## BEGIN RECORDS SUPPLIED
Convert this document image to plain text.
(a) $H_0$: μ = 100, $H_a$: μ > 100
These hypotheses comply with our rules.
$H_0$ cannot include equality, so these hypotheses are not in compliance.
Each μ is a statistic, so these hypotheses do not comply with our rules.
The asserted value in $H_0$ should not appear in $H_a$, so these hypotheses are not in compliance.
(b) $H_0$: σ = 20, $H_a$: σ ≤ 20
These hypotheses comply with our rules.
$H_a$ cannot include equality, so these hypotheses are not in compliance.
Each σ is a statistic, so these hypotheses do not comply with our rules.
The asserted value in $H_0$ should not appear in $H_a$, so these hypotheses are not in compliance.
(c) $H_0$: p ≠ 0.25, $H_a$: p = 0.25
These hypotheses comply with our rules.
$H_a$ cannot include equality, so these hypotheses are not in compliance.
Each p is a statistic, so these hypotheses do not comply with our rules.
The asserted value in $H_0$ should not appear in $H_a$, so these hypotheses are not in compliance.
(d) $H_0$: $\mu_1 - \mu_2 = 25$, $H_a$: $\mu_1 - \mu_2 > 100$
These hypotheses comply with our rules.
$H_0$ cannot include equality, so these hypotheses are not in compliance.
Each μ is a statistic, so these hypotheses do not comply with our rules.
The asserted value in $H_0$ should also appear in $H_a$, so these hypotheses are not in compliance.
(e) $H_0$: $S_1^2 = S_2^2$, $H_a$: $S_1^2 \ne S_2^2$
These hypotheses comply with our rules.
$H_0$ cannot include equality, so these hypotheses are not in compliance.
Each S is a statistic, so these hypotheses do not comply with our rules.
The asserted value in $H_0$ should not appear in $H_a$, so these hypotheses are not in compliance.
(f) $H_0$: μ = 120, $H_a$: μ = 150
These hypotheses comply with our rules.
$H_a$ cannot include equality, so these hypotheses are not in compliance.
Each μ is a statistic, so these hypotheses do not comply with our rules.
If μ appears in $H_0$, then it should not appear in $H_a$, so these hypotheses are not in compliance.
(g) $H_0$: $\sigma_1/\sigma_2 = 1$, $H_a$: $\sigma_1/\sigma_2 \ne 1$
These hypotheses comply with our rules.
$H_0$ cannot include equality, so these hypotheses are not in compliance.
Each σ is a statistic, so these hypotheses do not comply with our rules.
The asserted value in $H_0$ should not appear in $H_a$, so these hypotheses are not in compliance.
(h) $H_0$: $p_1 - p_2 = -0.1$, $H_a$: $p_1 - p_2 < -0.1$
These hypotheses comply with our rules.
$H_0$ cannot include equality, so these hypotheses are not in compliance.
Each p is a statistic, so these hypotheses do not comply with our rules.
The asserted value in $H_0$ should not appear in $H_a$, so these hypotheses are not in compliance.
## END RECORDS SUPPLIED
=== TASK DESCRIPTION ===
Without leaving anything out, give the entries again exactly.

=== REPLY TO THE EXERCISE ===
Convert this document image to plain text.
(a) $H_0$: μ = 100, $H_a$: μ > 100
These hypotheses comply with our rules.
$H_0$ cannot include equality, so these hypotheses are not in compliance.
Each μ is a statistic, so these hypotheses do not comply with our rules.
The asserted value in $H_0$ should not appear in $H_a$, so these hypotheses are not in compliance.
(b) $H_0$: σ = 20, $H_a$: σ ≤ 20
These hypotheses comply with our rules.
$H_a$ cannot include equality, so these hypotheses are not in compliance.
Each σ is a statistic, so these hypotheses do not comply with our rules.
The asserted value in $H_0$ should not appear in $H_a$, so these hypotheses are not in compliance.
(c) $H_0$: p ≠ 0.25, $H_a$: p = 0.25
These hypotheses comply with our rules.
$H_a$ cannot include equality, so these hypotheses are not in compliance.
Each p is a statistic, so these hypotheses do not comply with our rules.
The asserted value in $H_0$ should not appear in $H_a$, so these hypotheses are not in compliance.
(d) $H_0$: $\mu_1 - \mu_2 = 25$, $H_a$: $\mu_1 - \mu_2 > 100$
These hypotheses comply with our rules.
$H_0$ cannot include equality, so these hypotheses are not in compliance.
Each μ is a statistic, so these hypotheses do not comply with our rules.
The asserted value in $H_0$ should also appear in $H_a$, so these hypotheses are not in compliance.
(e) $H_0$: $S_1^2 = S_2^2$, $H_a$: $S_1^2 \ne S_2^2$
These hypotheses comply with our rules.
$H_0$ cannot include equality, so these hypotheses are not in compliance.
Each S is a statistic, so these hypotheses do not comply with our rules.
The asserted value in $H_0$ should not appear in $H_a$, so these hypotheses are not in compliance.
(f) $H_0$: μ = 120, $H_a$: μ = 150
These hypotheses comply with our rules.
$H_a$ cannot include equality, so these hypotheses are not in compliance.
Each μ is a statistic, so these hypotheses do not comply with our rules.
If μ appears in $H_0$, then it should not appear in $H_a$, so these hypotheses are not in compliance.
(g) $H_0$: $\sigma_1/\sigma_2 = 1$, $H_a$: $\sigma_1/\sigma_2 \ne 1$
These hypotheses comply with our rules.
$H_0$ cannot include equality, so these hypotheses are not in compliance.
Each σ is a statistic, so these hypotheses do not comply with our rules.
The asserted value in $H_0$ should not appear in $H_a$, so these hypotheses are not in compliance.
(h) $H_0$: $p_1 - p_2 = -0.1$, $H_a$: $p_1 - p_2 < -0.1$
These hypotheses comply with our rules.
$H_0$ cannot include equality, so these hypotheses are not in compliance.
Each p is a statistic, so these hypotheses do not comply with our rules.
The asserted value in $H_0$ should not appear in $H_a$, so these hypotheses are not in compliance.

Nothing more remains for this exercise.